━━ Dataset
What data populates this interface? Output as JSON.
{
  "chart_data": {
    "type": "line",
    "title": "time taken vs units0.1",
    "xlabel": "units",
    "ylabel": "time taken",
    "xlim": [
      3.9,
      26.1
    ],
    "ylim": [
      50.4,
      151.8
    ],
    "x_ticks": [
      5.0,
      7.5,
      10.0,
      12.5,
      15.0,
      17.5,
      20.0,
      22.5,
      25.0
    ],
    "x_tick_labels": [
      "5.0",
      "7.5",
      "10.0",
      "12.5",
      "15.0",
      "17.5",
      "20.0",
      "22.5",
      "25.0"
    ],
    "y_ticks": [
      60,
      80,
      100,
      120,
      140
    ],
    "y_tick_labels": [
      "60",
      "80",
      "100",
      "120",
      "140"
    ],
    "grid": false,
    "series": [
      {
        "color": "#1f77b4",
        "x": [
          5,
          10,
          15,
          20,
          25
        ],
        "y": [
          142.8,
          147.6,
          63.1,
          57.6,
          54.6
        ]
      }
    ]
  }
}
━━━━
(Written exercise)
Your task is to transcribe the listing above in full, exactly as given.

(Task response)
What data populates this interface? Output as JSON.
{
  "chart_data": {
    "type": "line",
    "title": "time taken vs units0.1",
    "xlabel": "units",
    "ylabel": "time taken",
    "xlim": [
      3.9,
      26.1
    ],
    "ylim": [
      50.4,
      151.8
    ],
    "x_ticks": [
      5.0,
      7.5,
      10.0,
      12.5,
      15.0,
      17.5,
      20.0,
      22.5,
      25.0
    ],
    "x_tick_labels": [
      "5.0",
      "7.5",
      "10.0",
      "12.5",
      "15.0",
      "17.5",
      "20.0",
      "22.5",
      "25.0"
    ],
    "y_ticks": [
      60,
      80,
      100,
      120,
      140
    ],
    "y_tick_labels": [
      "60",
      "80",
      "100",
      "120",
      "140"
    ],
    "grid": false,
    "series": [
      {
        "color": "#1f77b4",
        "x": [
          5,
          10,
          15,
          20,
          25
        ],
        "y": [
          142.8,
          147.6,
          63.1,
          57.6,
          54.6
        ]
      }
    ]
  }
}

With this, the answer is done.